Report the count of lines containing the word "this" in the entries below, and nothing more.

── Entries shown

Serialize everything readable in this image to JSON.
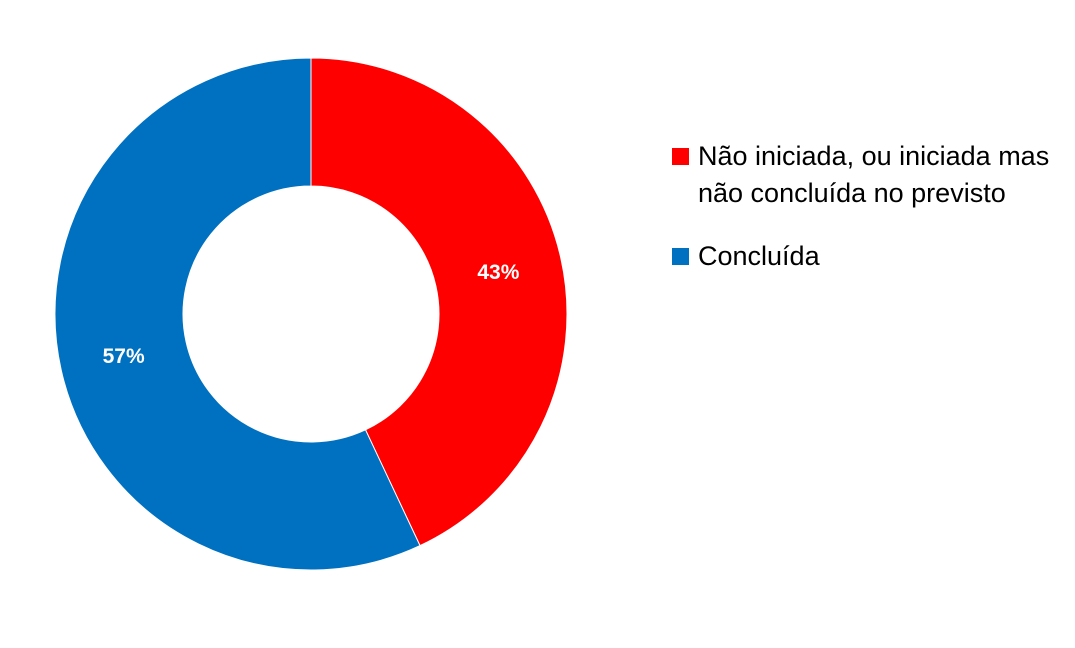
{
  "chart_data": {
    "type": "pie",
    "donut": true,
    "title": "",
    "slices": [
      {
        "label": "Não iniciada, ou iniciada mas não concluída no previsto",
        "value": 43,
        "data_label": "43%",
        "color": "#FF0000"
      },
      {
        "label": "Concluída",
        "value": 57,
        "data_label": "57%",
        "color": "#0070C0"
      }
    ],
    "start_angle": "top, clockwise",
    "legend_position": "right"
  }
}
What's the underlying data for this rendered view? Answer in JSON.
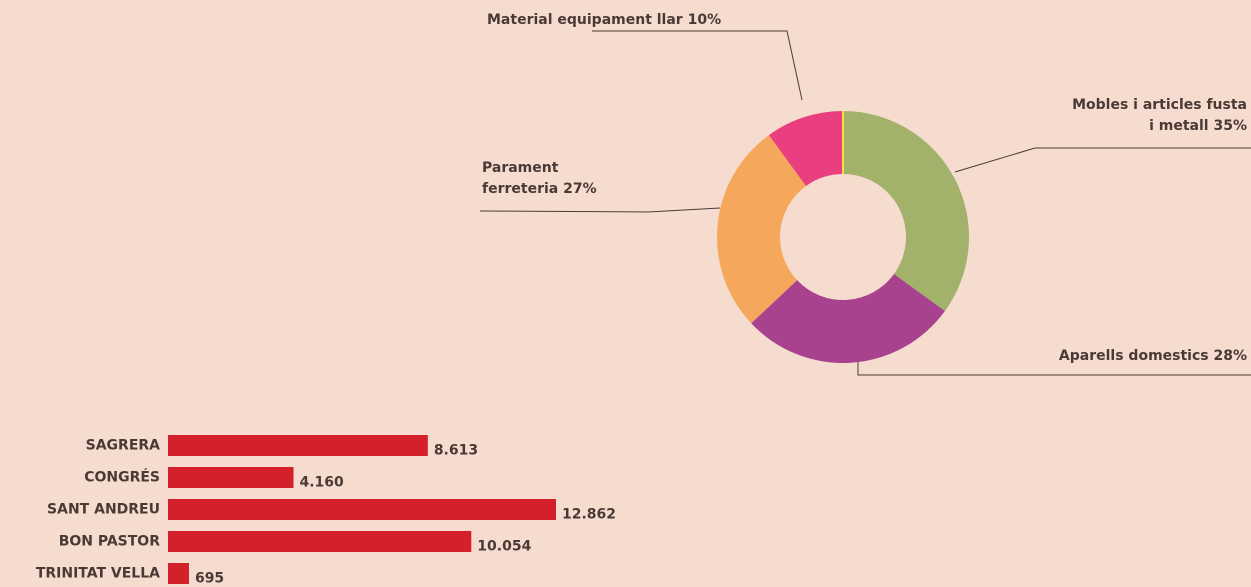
{
  "chart_data": [
    {
      "type": "pie",
      "donut": true,
      "categories": [
        "Mobles i articles fusta i metall",
        "Aparells domestics",
        "Parament ferreteria",
        "Material equipament llar"
      ],
      "values": [
        35,
        28,
        27,
        10
      ],
      "value_labels": [
        "35%",
        "28%",
        "27%",
        "10%"
      ],
      "colors": [
        "#a3b26b",
        "#a8428f",
        "#f5a75c",
        "#e93e80"
      ]
    },
    {
      "type": "hbar",
      "categories": [
        "SAGRERA",
        "CONGRÉS",
        "SANT ANDREU",
        "BON PASTOR",
        "TRINITAT VELLA"
      ],
      "values": [
        8613,
        4160,
        12862,
        10054,
        695
      ],
      "value_labels": [
        "8.613",
        "4.160",
        "12.862",
        "10.054",
        "695"
      ],
      "color": "#d4202a"
    }
  ]
}
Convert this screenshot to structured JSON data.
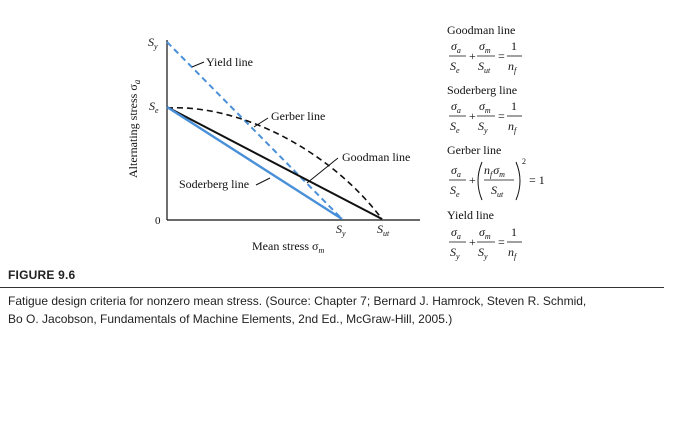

────

# [Problem solution]
3